» **YOUR TASK**
From the listing below, copy every line with the word "beautiful".

Stored items from a collection
»»

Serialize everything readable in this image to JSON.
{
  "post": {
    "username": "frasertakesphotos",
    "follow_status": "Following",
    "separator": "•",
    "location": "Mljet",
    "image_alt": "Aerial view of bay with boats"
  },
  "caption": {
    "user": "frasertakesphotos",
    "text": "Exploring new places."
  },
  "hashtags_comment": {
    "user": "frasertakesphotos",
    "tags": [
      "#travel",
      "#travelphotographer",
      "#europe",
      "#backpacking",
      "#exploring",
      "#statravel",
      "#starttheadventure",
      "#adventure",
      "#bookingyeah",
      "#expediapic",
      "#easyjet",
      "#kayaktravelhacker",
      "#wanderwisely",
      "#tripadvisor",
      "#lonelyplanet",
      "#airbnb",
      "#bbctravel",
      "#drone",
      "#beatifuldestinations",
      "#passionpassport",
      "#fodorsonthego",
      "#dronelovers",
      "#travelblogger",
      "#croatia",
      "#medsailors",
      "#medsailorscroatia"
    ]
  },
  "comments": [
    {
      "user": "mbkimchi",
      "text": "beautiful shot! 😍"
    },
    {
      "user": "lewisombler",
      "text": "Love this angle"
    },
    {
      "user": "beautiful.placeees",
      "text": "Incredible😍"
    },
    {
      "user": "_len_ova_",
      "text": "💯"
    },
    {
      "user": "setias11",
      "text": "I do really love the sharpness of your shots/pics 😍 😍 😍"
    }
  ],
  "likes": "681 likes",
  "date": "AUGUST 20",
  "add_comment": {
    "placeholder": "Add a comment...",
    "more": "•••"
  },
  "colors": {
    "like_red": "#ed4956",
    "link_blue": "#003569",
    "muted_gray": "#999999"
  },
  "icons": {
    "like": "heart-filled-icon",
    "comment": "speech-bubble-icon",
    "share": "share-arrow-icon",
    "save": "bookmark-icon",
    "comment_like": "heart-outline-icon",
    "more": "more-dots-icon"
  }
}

««
»»

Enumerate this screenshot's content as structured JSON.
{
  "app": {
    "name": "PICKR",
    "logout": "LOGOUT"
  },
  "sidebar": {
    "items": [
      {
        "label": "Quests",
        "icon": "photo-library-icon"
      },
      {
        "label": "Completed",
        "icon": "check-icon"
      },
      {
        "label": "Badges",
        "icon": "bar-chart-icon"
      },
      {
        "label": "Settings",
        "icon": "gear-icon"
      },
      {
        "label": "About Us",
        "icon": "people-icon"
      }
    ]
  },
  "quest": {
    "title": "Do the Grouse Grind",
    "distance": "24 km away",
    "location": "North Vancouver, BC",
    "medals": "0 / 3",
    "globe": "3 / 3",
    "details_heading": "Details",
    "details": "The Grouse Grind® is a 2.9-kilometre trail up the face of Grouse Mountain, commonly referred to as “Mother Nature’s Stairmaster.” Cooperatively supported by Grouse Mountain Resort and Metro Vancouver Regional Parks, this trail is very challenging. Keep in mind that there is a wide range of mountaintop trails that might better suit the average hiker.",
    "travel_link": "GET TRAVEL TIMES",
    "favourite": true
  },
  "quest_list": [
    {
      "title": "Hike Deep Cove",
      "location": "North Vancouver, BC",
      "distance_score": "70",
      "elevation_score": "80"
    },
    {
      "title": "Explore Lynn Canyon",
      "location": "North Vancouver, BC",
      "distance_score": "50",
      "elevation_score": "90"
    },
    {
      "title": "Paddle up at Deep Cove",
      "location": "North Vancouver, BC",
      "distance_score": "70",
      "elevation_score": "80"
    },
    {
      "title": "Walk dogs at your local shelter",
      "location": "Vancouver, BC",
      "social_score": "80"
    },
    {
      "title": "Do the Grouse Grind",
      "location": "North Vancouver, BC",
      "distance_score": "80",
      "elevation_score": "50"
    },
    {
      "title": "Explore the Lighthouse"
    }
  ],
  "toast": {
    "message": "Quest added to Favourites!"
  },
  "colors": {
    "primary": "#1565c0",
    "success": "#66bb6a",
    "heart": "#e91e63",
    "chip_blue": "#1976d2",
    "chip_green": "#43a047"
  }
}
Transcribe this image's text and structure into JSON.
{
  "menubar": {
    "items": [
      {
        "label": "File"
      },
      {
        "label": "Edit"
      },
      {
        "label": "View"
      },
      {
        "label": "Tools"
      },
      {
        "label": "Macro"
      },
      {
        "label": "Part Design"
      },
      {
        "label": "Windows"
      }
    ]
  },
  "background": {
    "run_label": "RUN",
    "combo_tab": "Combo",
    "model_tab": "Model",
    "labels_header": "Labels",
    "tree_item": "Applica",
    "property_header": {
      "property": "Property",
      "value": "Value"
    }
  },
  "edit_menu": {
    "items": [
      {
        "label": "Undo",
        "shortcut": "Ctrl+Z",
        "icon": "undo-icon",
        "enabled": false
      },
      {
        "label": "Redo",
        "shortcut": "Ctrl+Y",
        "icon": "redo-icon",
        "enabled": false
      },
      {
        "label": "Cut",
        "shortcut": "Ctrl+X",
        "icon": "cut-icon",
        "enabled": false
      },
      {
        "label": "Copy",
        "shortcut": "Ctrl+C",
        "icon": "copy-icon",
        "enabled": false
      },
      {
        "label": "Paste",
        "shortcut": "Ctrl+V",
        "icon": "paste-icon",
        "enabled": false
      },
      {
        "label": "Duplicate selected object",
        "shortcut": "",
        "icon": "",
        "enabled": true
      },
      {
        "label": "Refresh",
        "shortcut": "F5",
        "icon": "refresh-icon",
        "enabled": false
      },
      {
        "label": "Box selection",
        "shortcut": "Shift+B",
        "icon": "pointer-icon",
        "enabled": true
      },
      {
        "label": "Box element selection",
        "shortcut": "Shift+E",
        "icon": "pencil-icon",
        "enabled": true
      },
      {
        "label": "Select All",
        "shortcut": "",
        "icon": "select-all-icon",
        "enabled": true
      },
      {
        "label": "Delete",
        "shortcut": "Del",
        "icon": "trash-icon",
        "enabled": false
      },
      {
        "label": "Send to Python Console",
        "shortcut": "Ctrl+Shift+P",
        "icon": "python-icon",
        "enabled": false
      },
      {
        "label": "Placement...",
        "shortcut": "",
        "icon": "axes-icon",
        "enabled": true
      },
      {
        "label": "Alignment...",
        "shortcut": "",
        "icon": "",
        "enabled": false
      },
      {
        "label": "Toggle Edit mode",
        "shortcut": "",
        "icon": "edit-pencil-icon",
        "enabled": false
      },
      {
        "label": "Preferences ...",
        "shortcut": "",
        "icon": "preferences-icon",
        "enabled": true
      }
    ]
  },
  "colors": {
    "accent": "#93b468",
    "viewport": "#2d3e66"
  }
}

««

» **REPLY**
      "text": "beautiful shot! 😍"
      "user": "beautiful.placeees",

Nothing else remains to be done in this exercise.